Reproduce the lines in the records below verbatim, starting with the line that contains "sort-alpha-ascending-icon: A Z" and ending with, and including, the line that contains "attendee-status: Joined 10 mins ago xyxy=(34,750,191,771)".

----------------

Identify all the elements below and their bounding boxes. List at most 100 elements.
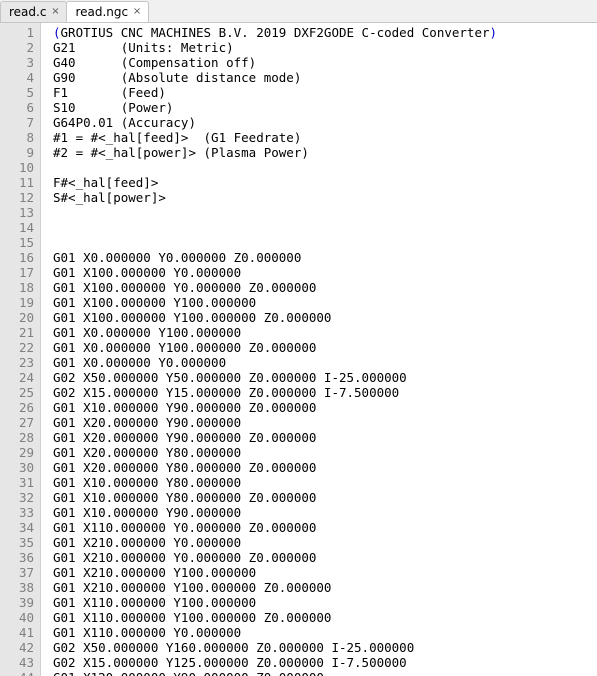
code-text: G01 X100.000000 Y0.000000 Z0.000000 [53,280,316,295]
code-line[interactable]: G01 X210.000000 Y100.000000 Z0.000000 [53,580,497,595]
code-text: G01 X210.000000 Y100.000000 Z0.000000 [53,580,331,595]
code-line[interactable]: #1 = #<_hal[feed]> (G1 Feedrate) [53,130,497,145]
code-text: G01 X210.000000 Y0.000000 [53,535,241,550]
code-line[interactable]: G02 X15.000000 Y125.000000 Z0.000000 I-7… [53,655,497,670]
line-number: 43 [10,655,34,670]
line-number: 39 [10,595,34,610]
code-text: G90 (Absolute distance mode) [53,70,301,85]
code-text: G01 X100.000000 Y0.000000 [53,265,241,280]
code-text: G01 X100.000000 Y100.000000 Z0.000000 [53,310,331,325]
code-text: G01 X10.000000 Y90.000000 [53,505,241,520]
paren-close: ) [490,25,498,40]
code-line[interactable]: G40 (Compensation off) [53,55,497,70]
code-text: G01 X0.000000 Y100.000000 [53,325,241,340]
line-number: 8 [10,130,34,145]
code-line[interactable]: G01 X210.000000 Y0.000000 Z0.000000 [53,550,497,565]
line-number: 4 [10,70,34,85]
code-text: G01 X10.000000 Y80.000000 Z0.000000 [53,490,316,505]
code-line[interactable]: G02 X15.000000 Y15.000000 Z0.000000 I-7.… [53,385,497,400]
code-text: G01 X0.000000 Y100.000000 Z0.000000 [53,340,316,355]
line-number: 17 [10,265,34,280]
code-line[interactable] [53,220,497,235]
paren-open: ( [53,25,61,40]
code-text: F#<_hal[feed]> [53,175,158,190]
line-number: 27 [10,415,34,430]
line-number: 9 [10,145,34,160]
code-text: G01 X210.000000 Y0.000000 Z0.000000 [53,550,316,565]
code-line[interactable]: G02 X50.000000 Y50.000000 Z0.000000 I-25… [53,370,497,385]
code-line[interactable]: G21 (Units: Metric) [53,40,497,55]
line-number: 15 [10,235,34,250]
code-line[interactable]: G01 X120.000000 Y90.000000 Z0.000000 [53,670,497,676]
code-line[interactable]: S#<_hal[power]> [53,190,497,205]
line-number: 20 [10,310,34,325]
code-line[interactable]: G01 X0.000000 Y100.000000 [53,325,497,340]
code-line[interactable] [53,160,497,175]
code-line[interactable]: G01 X0.000000 Y0.000000 Z0.000000 [53,250,497,265]
line-number: 34 [10,520,34,535]
code-line[interactable]: G64P0.01 (Accuracy) [53,115,497,130]
line-number: 40 [10,610,34,625]
tab-read-c[interactable]: read.c× [0,1,67,22]
line-number: 30 [10,460,34,475]
code-line[interactable]: G01 X100.000000 Y0.000000 Z0.000000 [53,280,497,295]
code-line[interactable]: G01 X20.000000 Y80.000000 [53,445,497,460]
code-line[interactable]: G01 X110.000000 Y100.000000 Z0.000000 [53,610,497,625]
code-line[interactable]: F#<_hal[feed]> [53,175,497,190]
line-number: 7 [10,115,34,130]
line-number: 26 [10,400,34,415]
close-icon[interactable]: × [132,7,142,17]
code-line[interactable]: S10 (Power) [53,100,497,115]
code-line[interactable]: G01 X20.000000 Y80.000000 Z0.000000 [53,460,497,475]
code-text: #2 = #<_hal[power]> (Plasma Power) [53,145,309,160]
code-text: G01 X0.000000 Y0.000000 [53,355,226,370]
code-line[interactable]: G01 X10.000000 Y80.000000 Z0.000000 [53,490,497,505]
line-number: 10 [10,160,34,175]
close-icon[interactable]: × [50,7,60,17]
line-number: 12 [10,190,34,205]
code-line[interactable]: G01 X20.000000 Y90.000000 [53,415,497,430]
line-number: 25 [10,385,34,400]
code-line[interactable]: G01 X10.000000 Y90.000000 Z0.000000 [53,400,497,415]
line-number: 18 [10,280,34,295]
code-line[interactable] [53,235,497,250]
code-text: G01 X20.000000 Y80.000000 Z0.000000 [53,460,316,475]
code-line[interactable]: #2 = #<_hal[power]> (Plasma Power) [53,145,497,160]
code-line[interactable]: G01 X110.000000 Y0.000000 [53,625,497,640]
code-text: G01 X100.000000 Y100.000000 [53,295,256,310]
line-number: 41 [10,625,34,640]
line-number: 32 [10,490,34,505]
code-line[interactable]: G01 X0.000000 Y100.000000 Z0.000000 [53,340,497,355]
code-line[interactable]: G01 X210.000000 Y0.000000 [53,535,497,550]
code-line[interactable]: G01 X110.000000 Y0.000000 Z0.000000 [53,520,497,535]
line-number: 33 [10,505,34,520]
code-line[interactable]: G01 X100.000000 Y100.000000 [53,295,497,310]
code-line[interactable]: G01 X10.000000 Y80.000000 [53,475,497,490]
code-line[interactable]: G01 X10.000000 Y90.000000 [53,505,497,520]
code-text: G01 X20.000000 Y80.000000 [53,445,241,460]
line-number: 13 [10,205,34,220]
code-text: G02 X50.000000 Y160.000000 Z0.000000 I-2… [53,640,414,655]
code-line[interactable]: G02 X50.000000 Y160.000000 Z0.000000 I-2… [53,640,497,655]
code-text: S10 (Power) [53,100,173,115]
code-line[interactable]: G01 X110.000000 Y100.000000 [53,595,497,610]
code-line[interactable]: G01 X100.000000 Y100.000000 Z0.000000 [53,310,497,325]
tab-read-ngc[interactable]: read.ngc × [66,1,149,22]
comment-text: GROTIUS CNC MACHINES B.V. 2019 DXF2GODE … [61,25,490,40]
tab-label: read.ngc [75,5,128,19]
code-text: G01 X10.000000 Y90.000000 Z0.000000 [53,400,316,415]
code-editor[interactable]: 1234567891011121314151617181920212223242… [0,23,597,676]
code-line[interactable]: G01 X0.000000 Y0.000000 [53,355,497,370]
code-line[interactable]: (GROTIUS CNC MACHINES B.V. 2019 DXF2GODE… [53,25,497,40]
line-number: 23 [10,355,34,370]
code-line[interactable]: G90 (Absolute distance mode) [53,70,497,85]
code-line[interactable] [53,205,497,220]
code-line[interactable]: F1 (Feed) [53,85,497,100]
code-line[interactable]: G01 X20.000000 Y90.000000 Z0.000000 [53,430,497,445]
line-number-gutter: 1234567891011121314151617181920212223242… [0,23,41,676]
code-line[interactable]: G01 X100.000000 Y0.000000 [53,265,497,280]
code-text: G21 (Units: Metric) [53,40,234,55]
code-text: G02 X15.000000 Y125.000000 Z0.000000 I-7… [53,655,407,670]
code-line[interactable]: G01 X210.000000 Y100.000000 [53,565,497,580]
code-area[interactable]: (GROTIUS CNC MACHINES B.V. 2019 DXF2GODE… [41,23,497,676]
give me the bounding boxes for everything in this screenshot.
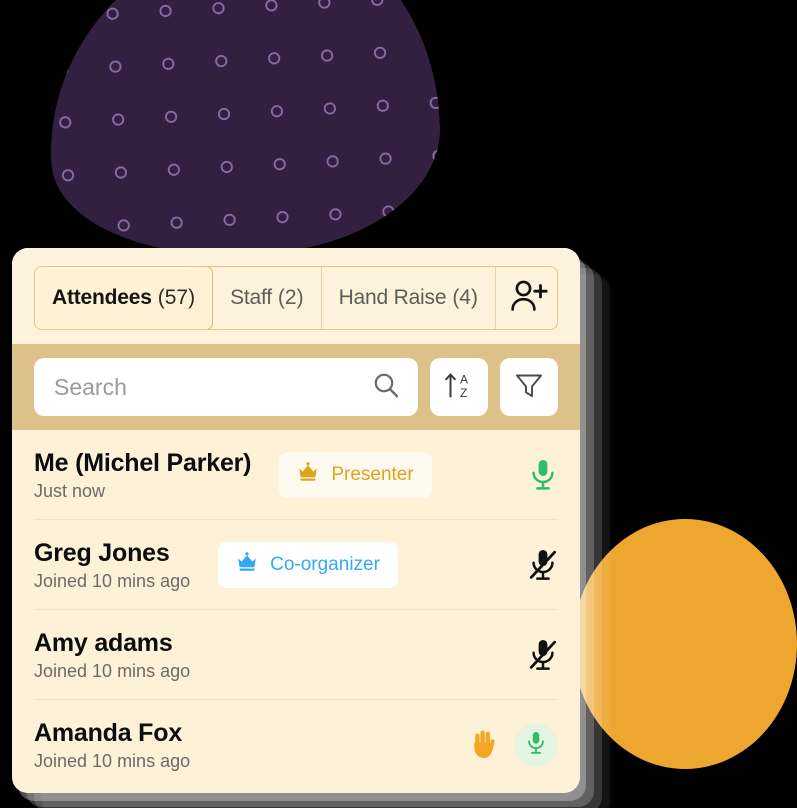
sort-alpha-ascending-icon: A Z xyxy=(442,369,476,406)
tab-attendees-label: Attendees xyxy=(52,286,152,309)
svg-text:A: A xyxy=(460,372,468,386)
raised-hand-icon[interactable] xyxy=(470,729,500,761)
microphone-muted-icon[interactable] xyxy=(528,548,558,582)
tab-staff[interactable]: Staff (2) xyxy=(213,267,322,329)
attendee-name: Greg Jones xyxy=(34,538,170,567)
microphone-on-icon xyxy=(525,730,547,761)
search-band: Search A Z xyxy=(12,344,580,430)
list-item[interactable]: Amy adams Joined 10 mins ago xyxy=(34,610,558,700)
tab-hand-raise-label: Hand Raise xyxy=(338,286,447,309)
attendee-info: Greg Jones Joined 10 mins ago xyxy=(34,539,190,592)
tabs-region: Attendees (57) Staff (2) Hand Raise (4) xyxy=(12,248,580,344)
add-person-button[interactable] xyxy=(496,267,557,329)
crown-icon xyxy=(236,552,258,578)
tab-staff-count: (2) xyxy=(277,286,304,309)
filter-button[interactable] xyxy=(500,358,558,416)
tab-bar: Attendees (57) Staff (2) Hand Raise (4) xyxy=(34,266,558,330)
background-stage: Attendees (57) Staff (2) Hand Raise (4) xyxy=(0,0,797,808)
attendee-list: Me (Michel Parker) Just now Presenter Gr… xyxy=(12,430,580,789)
svg-text:Z: Z xyxy=(460,386,467,400)
attendee-name: Amanda Fox xyxy=(34,718,183,747)
attendee-status: Joined 10 mins ago xyxy=(34,750,191,771)
decorative-orange-circle xyxy=(573,519,797,769)
attendee-role-badge: Co-organizer xyxy=(218,542,398,588)
search-input[interactable]: Search xyxy=(54,374,372,401)
crown-icon xyxy=(297,462,319,488)
tab-attendees[interactable]: Attendees (57) xyxy=(35,267,214,329)
search-field-wrapper[interactable]: Search xyxy=(34,358,418,416)
microphone-on-button[interactable] xyxy=(514,723,558,767)
add-person-icon xyxy=(509,279,549,318)
attendees-panel-card: Attendees (57) Staff (2) Hand Raise (4) xyxy=(12,248,580,793)
attendee-actions xyxy=(528,548,558,582)
attendee-status: Just now xyxy=(34,480,106,501)
attendee-role-badge: Presenter xyxy=(279,452,432,498)
status-badge-coorganizer-label: Co-organizer xyxy=(270,554,380,575)
list-item[interactable]: Me (Michel Parker) Just now Presenter xyxy=(34,430,558,520)
attendee-info: Amy adams Joined 10 mins ago xyxy=(34,629,190,682)
attendee-status: Joined 10 mins ago xyxy=(34,660,191,681)
attendee-name: Me (Michel Parker) xyxy=(34,448,252,477)
attendee-name: Amy adams xyxy=(34,628,173,657)
decorative-purple-dotted-blob xyxy=(39,0,447,264)
list-item[interactable]: Amanda Fox Joined 10 mins ago xyxy=(34,700,558,789)
tab-staff-label: Staff xyxy=(230,286,272,309)
attendee-actions xyxy=(528,458,558,492)
attendee-actions xyxy=(470,723,558,767)
status-badge-presenter-label: Presenter xyxy=(331,464,414,485)
attendee-info: Me (Michel Parker) Just now xyxy=(34,448,252,502)
list-item[interactable]: Greg Jones Joined 10 mins ago Co-organiz… xyxy=(34,520,558,610)
tab-attendees-count: (57) xyxy=(157,286,196,309)
attendee-info: Amanda Fox Joined 10 mins ago xyxy=(34,719,190,772)
microphone-on-icon[interactable] xyxy=(528,458,558,492)
status-badge-coorganizer: Co-organizer xyxy=(218,542,398,588)
search-icon[interactable] xyxy=(372,371,400,404)
microphone-muted-icon[interactable] xyxy=(528,638,558,672)
status-badge-presenter: Presenter xyxy=(279,452,432,498)
attendee-actions xyxy=(528,638,558,672)
sort-button[interactable]: A Z xyxy=(430,358,488,416)
tab-hand-raise-count: (4) xyxy=(452,286,478,309)
attendee-status: Joined 10 mins ago xyxy=(34,570,191,591)
filter-funnel-icon xyxy=(513,370,545,405)
tab-hand-raise[interactable]: Hand Raise (4) xyxy=(322,267,496,329)
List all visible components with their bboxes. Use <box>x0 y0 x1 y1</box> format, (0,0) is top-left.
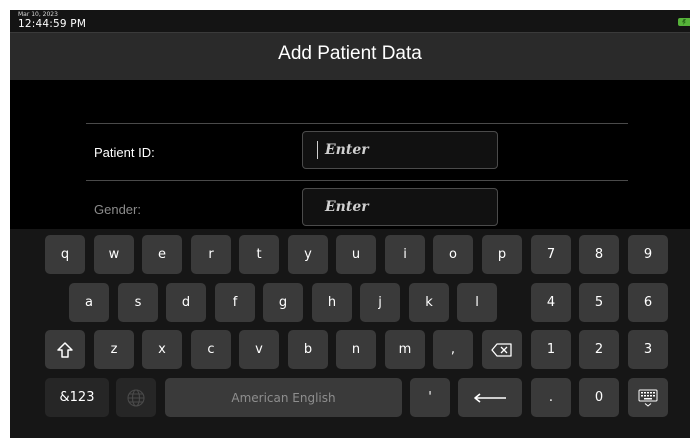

----------------

Answer below
sort-alpha-ascending-icon: A Z xyxy=(442,369,476,406)
tab-attendees-label: Attendees xyxy=(52,286,152,309)
svg-text:A: A xyxy=(460,372,468,386)
raised-hand-icon[interactable] xyxy=(470,729,500,761)
microphone-muted-icon[interactable] xyxy=(528,548,558,582)
tab-staff[interactable]: Staff (2) xyxy=(213,267,322,329)
attendee-name: Greg Jones xyxy=(34,538,170,567)
microphone-on-icon xyxy=(525,730,547,761)
search-band: Search A Z xyxy=(12,344,580,430)
list-item[interactable]: Amy adams Joined 10 mins ago xyxy=(34,610,558,700)
tab-hand-raise-label: Hand Raise xyxy=(338,286,447,309)
attendee-info: Greg Jones Joined 10 mins ago xyxy=(34,539,190,592)
tabs-region: Attendees (57) Staff (2) Hand Raise (4) xyxy=(12,248,580,344)
add-person-button[interactable] xyxy=(496,267,557,329)
crown-icon xyxy=(236,552,258,578)
tab-staff-count: (2) xyxy=(277,286,304,309)
filter-button[interactable] xyxy=(500,358,558,416)
tab-bar: Attendees (57) Staff (2) Hand Raise (4) xyxy=(34,266,558,330)
background-stage: Attendees (57) Staff (2) Hand Raise (4) xyxy=(0,0,797,808)
attendee-list: Me (Michel Parker) Just now Presenter Gr… xyxy=(12,430,580,789)
svg-text:Z: Z xyxy=(460,386,467,400)
attendee-name: Amanda Fox xyxy=(34,718,183,747)
attendee-status: Joined 10 mins ago xyxy=(34,750,191,771)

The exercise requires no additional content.